(Data records)

:::::

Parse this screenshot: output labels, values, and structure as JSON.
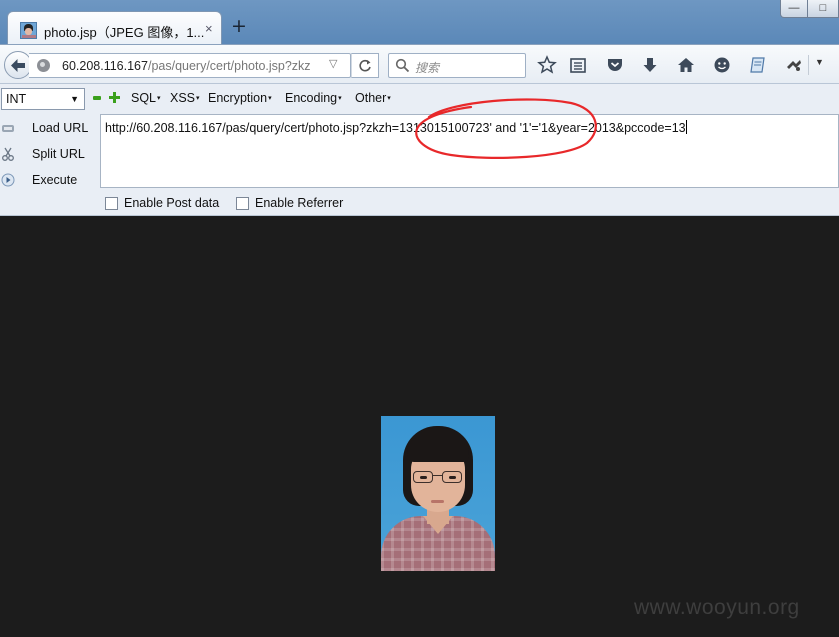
{
  "tab": {
    "title": "photo.jsp（JPEG 图像，1...",
    "close_glyph": "×",
    "new_tab_glyph": "+",
    "favicon": "photo-thumbnail-icon"
  },
  "window": {
    "minimize_glyph": "—",
    "maximize_glyph": "□"
  },
  "navbar": {
    "url_host": "60.208.116.167",
    "url_path": "/pas/query/cert/photo.jsp?zkz",
    "url_dropdown_glyph": "▽",
    "reload_glyph": "C",
    "search_placeholder": "搜索",
    "icons": [
      "star-icon",
      "reader-icon",
      "pocket-icon",
      "download-icon",
      "home-icon",
      "chat-icon",
      "note-icon",
      "addon-icon"
    ],
    "menu_glyph": "▼"
  },
  "hackbar": {
    "select_value": "INT",
    "select_arrow": "▼",
    "menus": [
      "SQL",
      "XSS",
      "Encryption",
      "Encoding",
      "Other"
    ],
    "menu_caret": "▾",
    "load_url": "Load URL",
    "split_url": "Split URL",
    "execute": "Execute",
    "url_value": "http://60.208.116.167/pas/query/cert/photo.jsp?zkzh=1313015100723' and '1'='1&year=2013&pccode=13",
    "enable_post": "Enable Post data",
    "enable_referrer": "Enable Referrer",
    "annotation_color": "#e8282a"
  },
  "content": {
    "background": "#1c1c1c",
    "image": "id-photo-image",
    "watermark": "www.wooyun.org"
  }
}
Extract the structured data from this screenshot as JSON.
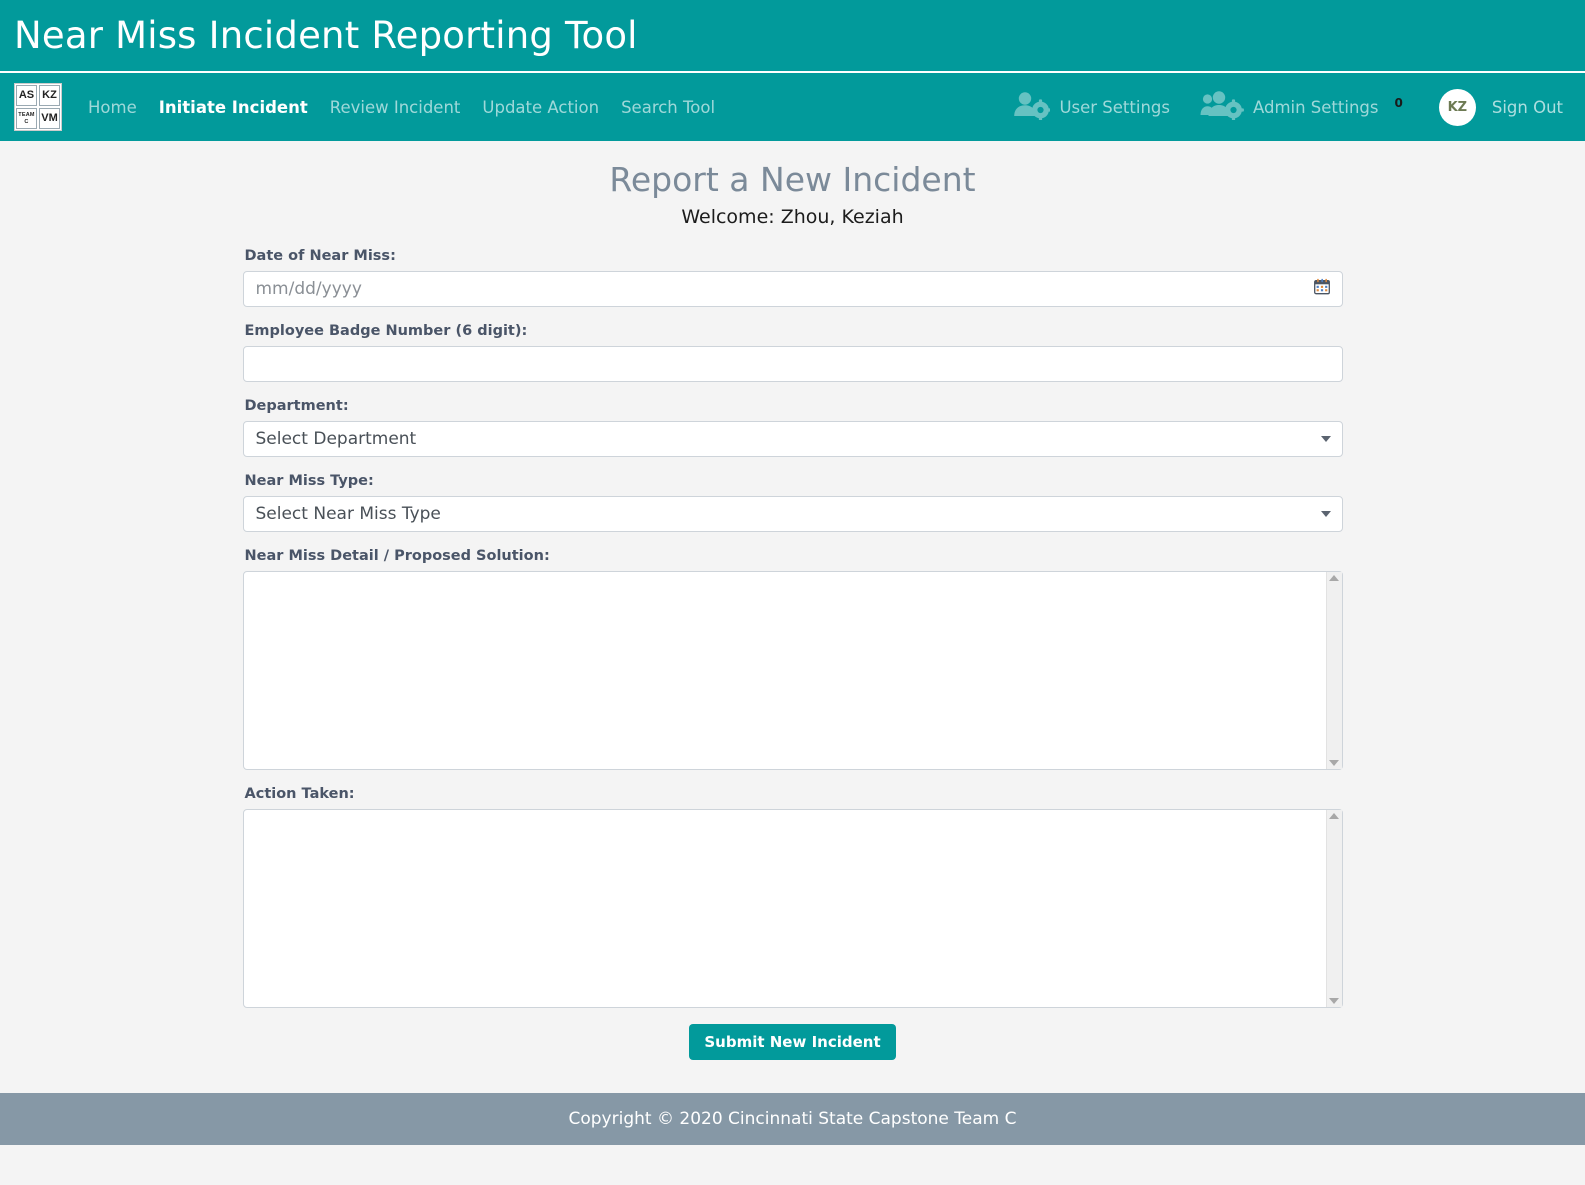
{
  "app": {
    "title": "Near Miss Incident Reporting Tool",
    "accent_color": "#029a9b",
    "footer_color": "#8698a6",
    "title_text_color": "#7b8a99"
  },
  "logo": {
    "cell_tl": "AS",
    "cell_tr": "KZ",
    "cell_bl_line1": "TEAM",
    "cell_bl_line2": "C",
    "cell_br": "VM"
  },
  "nav": {
    "items": [
      {
        "label": "Home",
        "active": false
      },
      {
        "label": "Initiate Incident",
        "active": true
      },
      {
        "label": "Review Incident",
        "active": false
      },
      {
        "label": "Update Action",
        "active": false
      },
      {
        "label": "Search Tool",
        "active": false
      }
    ],
    "user_settings_label": "User Settings",
    "user_settings_icon": "user-gear-icon",
    "admin_settings_label": "Admin Settings",
    "admin_settings_icon": "users-gear-icon",
    "notification_count": "0",
    "avatar_initials": "KZ",
    "sign_out_label": "Sign Out"
  },
  "page": {
    "heading": "Report a New Incident",
    "welcome": "Welcome: Zhou, Keziah"
  },
  "form": {
    "date": {
      "label": "Date of Near Miss:",
      "value": "",
      "placeholder": "mm/dd/yyyy",
      "icon": "calendar-icon"
    },
    "badge": {
      "label": "Employee Badge Number (6 digit):",
      "value": "",
      "placeholder": ""
    },
    "department": {
      "label": "Department:",
      "selected": "Select Department",
      "options": [
        "Select Department"
      ]
    },
    "near_miss_type": {
      "label": "Near Miss Type:",
      "selected": "Select Near Miss Type",
      "options": [
        "Select Near Miss Type"
      ]
    },
    "detail": {
      "label": "Near Miss Detail / Proposed Solution:",
      "value": "",
      "placeholder": ""
    },
    "action_taken": {
      "label": "Action Taken:",
      "value": "",
      "placeholder": ""
    },
    "submit_label": "Submit New Incident"
  },
  "footer": {
    "copyright": "Copyright © 2020 Cincinnati State Capstone Team C"
  }
}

:::::

> **WHAT IS ASKED**: Make a copy of each line that contains the string "query".

> **RESPONSE BELOW**:
    "url_path": "/pas/query/cert/photo.jsp?zkz",
    "url_value": "http://60.208.116.167/pas/query/cert/photo.jsp?zkzh=1313015100723' and '1'='1&year=2013&pccode=13",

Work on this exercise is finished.